Directions
Verbatim output of all the material below is required.

Data supplied
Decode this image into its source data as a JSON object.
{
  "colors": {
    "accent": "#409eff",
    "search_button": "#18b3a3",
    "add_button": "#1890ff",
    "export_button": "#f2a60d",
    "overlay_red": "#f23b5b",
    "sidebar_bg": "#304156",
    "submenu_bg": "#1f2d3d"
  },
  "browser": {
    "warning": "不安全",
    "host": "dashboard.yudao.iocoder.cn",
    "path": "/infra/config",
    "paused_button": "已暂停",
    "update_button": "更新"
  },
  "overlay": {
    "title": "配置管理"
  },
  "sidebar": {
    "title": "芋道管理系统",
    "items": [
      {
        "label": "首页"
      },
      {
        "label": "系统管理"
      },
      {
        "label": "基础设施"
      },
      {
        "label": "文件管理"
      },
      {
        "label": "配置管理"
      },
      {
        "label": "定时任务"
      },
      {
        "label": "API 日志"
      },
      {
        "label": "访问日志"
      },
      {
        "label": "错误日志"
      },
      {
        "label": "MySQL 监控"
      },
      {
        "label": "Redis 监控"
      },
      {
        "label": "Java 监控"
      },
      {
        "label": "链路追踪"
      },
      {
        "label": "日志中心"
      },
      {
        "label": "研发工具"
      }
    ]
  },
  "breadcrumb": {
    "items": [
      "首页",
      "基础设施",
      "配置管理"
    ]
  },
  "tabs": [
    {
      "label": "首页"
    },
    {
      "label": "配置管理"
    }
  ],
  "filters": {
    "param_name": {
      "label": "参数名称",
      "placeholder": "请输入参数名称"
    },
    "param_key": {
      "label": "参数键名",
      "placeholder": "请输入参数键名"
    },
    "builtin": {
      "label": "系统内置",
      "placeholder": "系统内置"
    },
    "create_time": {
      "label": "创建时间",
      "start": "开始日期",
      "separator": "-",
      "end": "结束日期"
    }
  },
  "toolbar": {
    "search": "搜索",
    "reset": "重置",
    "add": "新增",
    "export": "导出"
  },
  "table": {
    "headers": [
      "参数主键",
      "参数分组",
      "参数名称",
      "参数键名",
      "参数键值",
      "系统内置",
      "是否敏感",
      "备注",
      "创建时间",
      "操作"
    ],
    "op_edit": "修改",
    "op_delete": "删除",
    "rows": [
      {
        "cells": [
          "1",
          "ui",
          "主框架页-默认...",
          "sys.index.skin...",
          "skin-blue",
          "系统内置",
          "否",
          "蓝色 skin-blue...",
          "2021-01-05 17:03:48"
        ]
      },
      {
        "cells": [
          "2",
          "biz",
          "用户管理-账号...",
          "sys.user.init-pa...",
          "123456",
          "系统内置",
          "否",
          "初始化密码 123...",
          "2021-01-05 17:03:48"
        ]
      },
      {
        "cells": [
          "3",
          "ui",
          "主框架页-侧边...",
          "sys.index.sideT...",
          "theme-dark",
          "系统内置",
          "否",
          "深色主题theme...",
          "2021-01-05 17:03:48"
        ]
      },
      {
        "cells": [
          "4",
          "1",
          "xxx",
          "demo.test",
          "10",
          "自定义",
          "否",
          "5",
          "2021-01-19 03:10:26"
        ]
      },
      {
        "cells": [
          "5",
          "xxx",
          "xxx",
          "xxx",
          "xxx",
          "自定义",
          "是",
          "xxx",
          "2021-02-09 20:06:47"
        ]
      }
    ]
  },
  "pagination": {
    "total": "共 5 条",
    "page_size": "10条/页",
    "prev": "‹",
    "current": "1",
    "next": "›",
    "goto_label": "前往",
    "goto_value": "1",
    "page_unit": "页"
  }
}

Problem solution
Decode this image into its source data as a JSON object.
{
  "colors": {
    "accent": "#409eff",
    "search_button": "#18b3a3",
    "add_button": "#1890ff",
    "export_button": "#f2a60d",
    "overlay_red": "#f23b5b",
    "sidebar_bg": "#304156",
    "submenu_bg": "#1f2d3d"
  },
  "browser": {
    "warning": "不安全",
    "host": "dashboard.yudao.iocoder.cn",
    "path": "/infra/config",
    "paused_button": "已暂停",
    "update_button": "更新"
  },
  "overlay": {
    "title": "配置管理"
  },
  "sidebar": {
    "title": "芋道管理系统",
    "items": [
      {
        "label": "首页"
      },
      {
        "label": "系统管理"
      },
      {
        "label": "基础设施"
      },
      {
        "label": "文件管理"
      },
      {
        "label": "配置管理"
      },
      {
        "label": "定时任务"
      },
      {
        "label": "API 日志"
      },
      {
        "label": "访问日志"
      },
      {
        "label": "错误日志"
      },
      {
        "label": "MySQL 监控"
      },
      {
        "label": "Redis 监控"
      },
      {
        "label": "Java 监控"
      },
      {
        "label": "链路追踪"
      },
      {
        "label": "日志中心"
      },
      {
        "label": "研发工具"
      }
    ]
  },
  "breadcrumb": {
    "items": [
      "首页",
      "基础设施",
      "配置管理"
    ]
  },
  "tabs": [
    {
      "label": "首页"
    },
    {
      "label": "配置管理"
    }
  ],
  "filters": {
    "param_name": {
      "label": "参数名称",
      "placeholder": "请输入参数名称"
    },
    "param_key": {
      "label": "参数键名",
      "placeholder": "请输入参数键名"
    },
    "builtin": {
      "label": "系统内置",
      "placeholder": "系统内置"
    },
    "create_time": {
      "label": "创建时间",
      "start": "开始日期",
      "separator": "-",
      "end": "结束日期"
    }
  },
  "toolbar": {
    "search": "搜索",
    "reset": "重置",
    "add": "新增",
    "export": "导出"
  },
  "table": {
    "headers": [
      "参数主键",
      "参数分组",
      "参数名称",
      "参数键名",
      "参数键值",
      "系统内置",
      "是否敏感",
      "备注",
      "创建时间",
      "操作"
    ],
    "op_edit": "修改",
    "op_delete": "删除",
    "rows": [
      {
        "cells": [
          "1",
          "ui",
          "主框架页-默认...",
          "sys.index.skin...",
          "skin-blue",
          "系统内置",
          "否",
          "蓝色 skin-blue...",
          "2021-01-05 17:03:48"
        ]
      },
      {
        "cells": [
          "2",
          "biz",
          "用户管理-账号...",
          "sys.user.init-pa...",
          "123456",
          "系统内置",
          "否",
          "初始化密码 123...",
          "2021-01-05 17:03:48"
        ]
      },
      {
        "cells": [
          "3",
          "ui",
          "主框架页-侧边...",
          "sys.index.sideT...",
          "theme-dark",
          "系统内置",
          "否",
          "深色主题theme...",
          "2021-01-05 17:03:48"
        ]
      },
      {
        "cells": [
          "4",
          "1",
          "xxx",
          "demo.test",
          "10",
          "自定义",
          "否",
          "5",
          "2021-01-19 03:10:26"
        ]
      },
      {
        "cells": [
          "5",
          "xxx",
          "xxx",
          "xxx",
          "xxx",
          "自定义",
          "是",
          "xxx",
          "2021-02-09 20:06:47"
        ]
      }
    ]
  },
  "pagination": {
    "total": "共 5 条",
    "page_size": "10条/页",
    "prev": "‹",
    "current": "1",
    "next": "›",
    "goto_label": "前往",
    "goto_value": "1",
    "page_unit": "页"
  }
}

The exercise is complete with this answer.